**Input**
- - - - -
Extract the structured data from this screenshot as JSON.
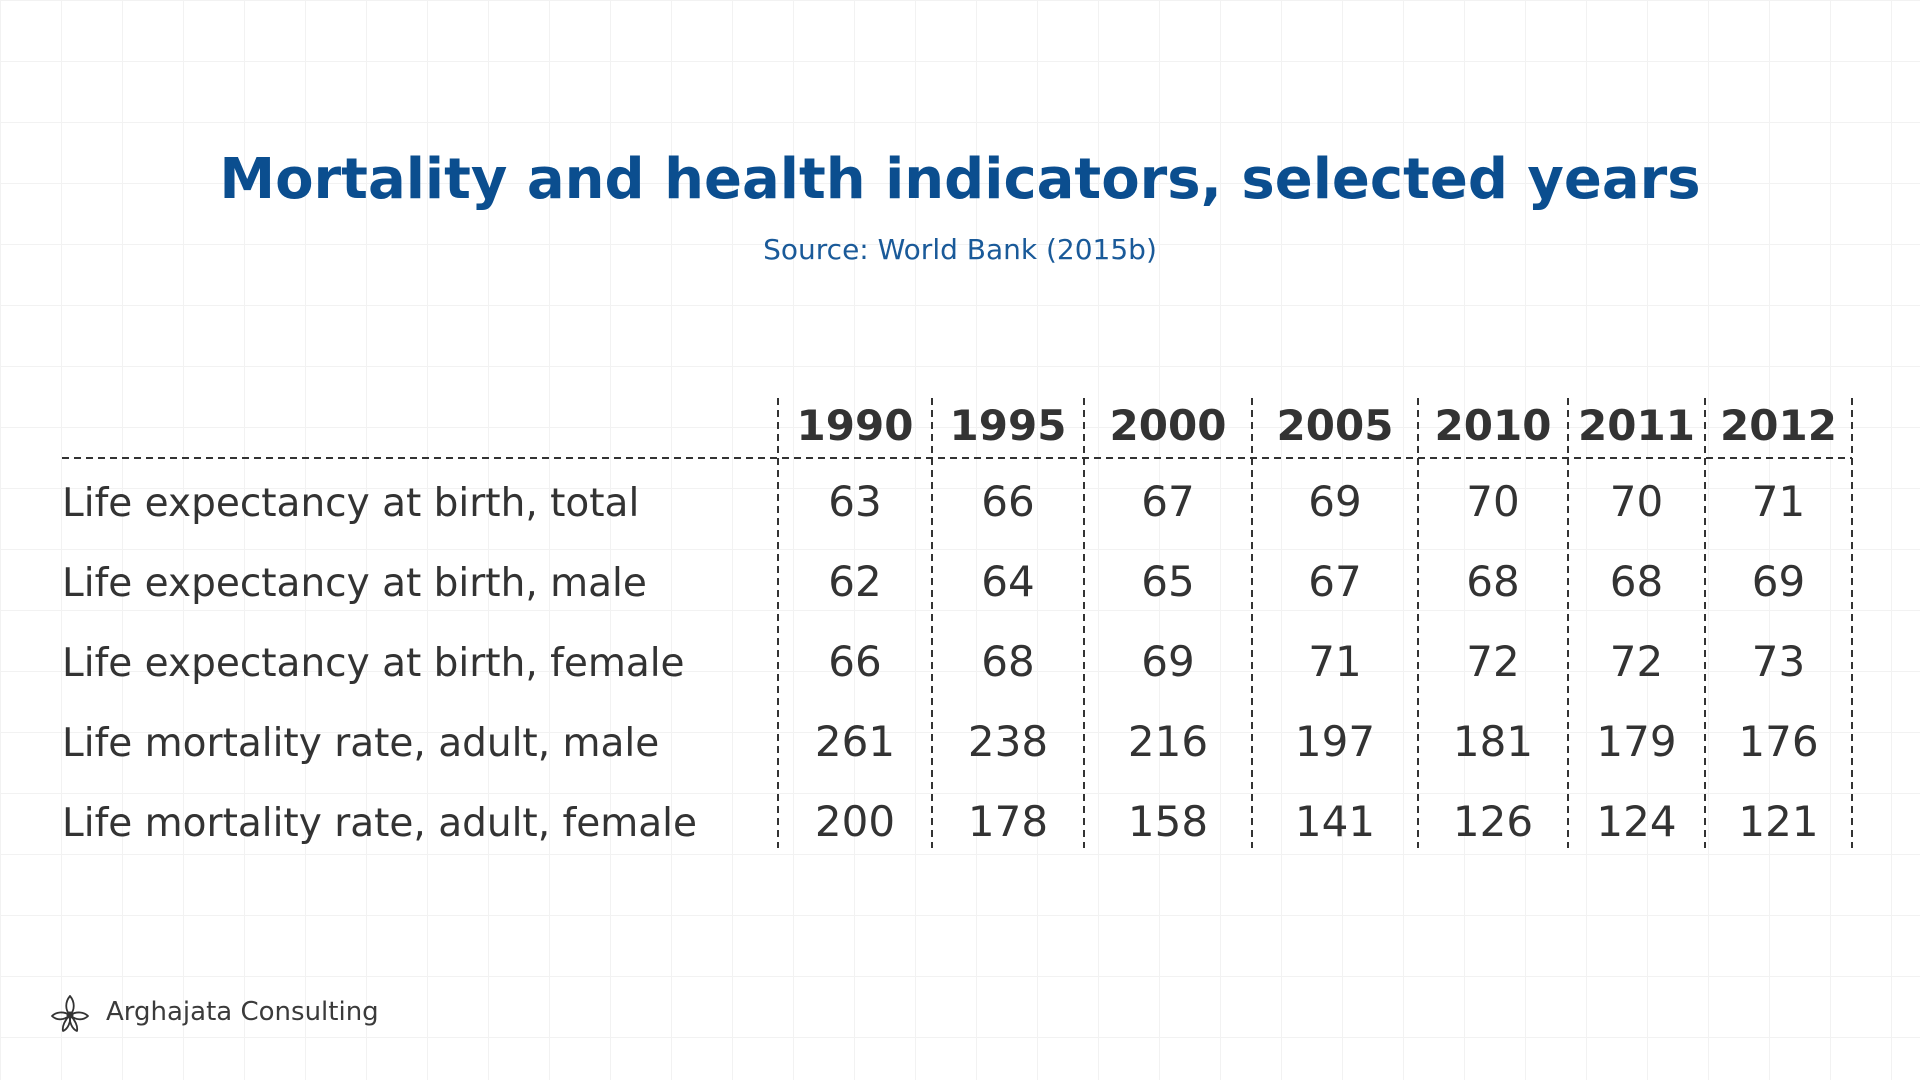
{
  "colors": {
    "title": "#0b4e8f",
    "subtitle": "#1a5a99",
    "text": "#333333",
    "grid": "#f2f2f2"
  },
  "footer": {
    "brand": "Arghajata Consulting",
    "logo_icon": "lotus-flower-icon"
  },
  "chart_data": {
    "type": "table",
    "title": "Mortality and health indicators, selected years",
    "subtitle": "Source: World Bank (2015b)",
    "columns": [
      "1990",
      "1995",
      "2000",
      "2005",
      "2010",
      "2011",
      "2012"
    ],
    "rows": [
      {
        "label": "Life expectancy at birth, total",
        "values": [
          63,
          66,
          67,
          69,
          70,
          70,
          71
        ]
      },
      {
        "label": "Life expectancy at birth, male",
        "values": [
          62,
          64,
          65,
          67,
          68,
          68,
          69
        ]
      },
      {
        "label": "Life expectancy at birth, female",
        "values": [
          66,
          68,
          69,
          71,
          72,
          72,
          73
        ]
      },
      {
        "label": "Life mortality rate, adult, male",
        "values": [
          261,
          238,
          216,
          197,
          181,
          179,
          176
        ]
      },
      {
        "label": "Life mortality rate, adult, female",
        "values": [
          200,
          178,
          158,
          141,
          126,
          124,
          121
        ]
      }
    ]
  }
}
- - - - -
**Objective**
Every entry should be returned exactly as written, minus the pictures.

**Written answer**
Extract the structured data from this screenshot as JSON.
{
  "colors": {
    "title": "#0b4e8f",
    "subtitle": "#1a5a99",
    "text": "#333333",
    "grid": "#f2f2f2"
  },
  "footer": {
    "brand": "Arghajata Consulting",
    "logo_icon": "lotus-flower-icon"
  },
  "chart_data": {
    "type": "table",
    "title": "Mortality and health indicators, selected years",
    "subtitle": "Source: World Bank (2015b)",
    "columns": [
      "1990",
      "1995",
      "2000",
      "2005",
      "2010",
      "2011",
      "2012"
    ],
    "rows": [
      {
        "label": "Life expectancy at birth, total",
        "values": [
          63,
          66,
          67,
          69,
          70,
          70,
          71
        ]
      },
      {
        "label": "Life expectancy at birth, male",
        "values": [
          62,
          64,
          65,
          67,
          68,
          68,
          69
        ]
      },
      {
        "label": "Life expectancy at birth, female",
        "values": [
          66,
          68,
          69,
          71,
          72,
          72,
          73
        ]
      },
      {
        "label": "Life mortality rate, adult, male",
        "values": [
          261,
          238,
          216,
          197,
          181,
          179,
          176
        ]
      },
      {
        "label": "Life mortality rate, adult, female",
        "values": [
          200,
          178,
          158,
          141,
          126,
          124,
          121
        ]
      }
    ]
  }
}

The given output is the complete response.